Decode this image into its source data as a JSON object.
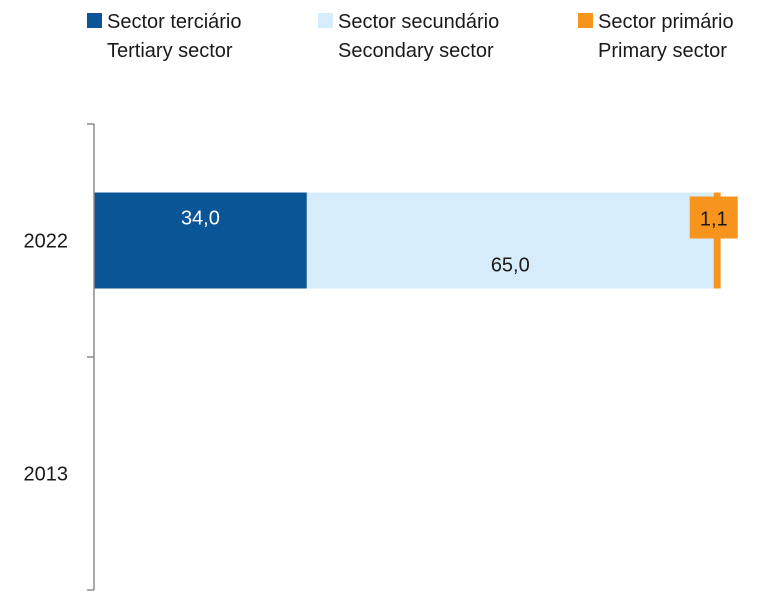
{
  "chart_data": {
    "type": "bar",
    "orientation": "horizontal",
    "stacked": true,
    "categories": [
      "2022",
      "2013"
    ],
    "series": [
      {
        "name": "Sector terciário / Tertiary sector",
        "values": [
          34.0,
          null
        ],
        "labels": [
          "34,0",
          ""
        ],
        "color": "#0a5596",
        "label_color": "#ffffff"
      },
      {
        "name": "Sector secundário / Secondary sector",
        "values": [
          65.0,
          null
        ],
        "labels": [
          "65,0",
          ""
        ],
        "color": "#d6ecfa",
        "label_color": "#1a1a1a"
      },
      {
        "name": "Sector primário / Primary sector",
        "values": [
          1.1,
          null
        ],
        "labels": [
          "1,1",
          ""
        ],
        "color": "#f7941d",
        "label_color": "#1a1a1a"
      }
    ],
    "xlim": [
      0,
      100
    ],
    "grid": false,
    "legend_position": "top"
  },
  "legend": [
    {
      "pt": "Sector terciário",
      "en": "Tertiary sector",
      "color": "#0a5596"
    },
    {
      "pt": "Sector secundário",
      "en": "Secondary sector",
      "color": "#d6ecfa"
    },
    {
      "pt": "Sector primário",
      "en": "Primary sector",
      "color": "#f7941d"
    }
  ]
}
—————
(What you need to do) Each line with the string "secundário" in it needs to be found and copied.

(Finished answer)
        "name": "Sector secundário / Secondary sector",
      "pt": "Sector secundário",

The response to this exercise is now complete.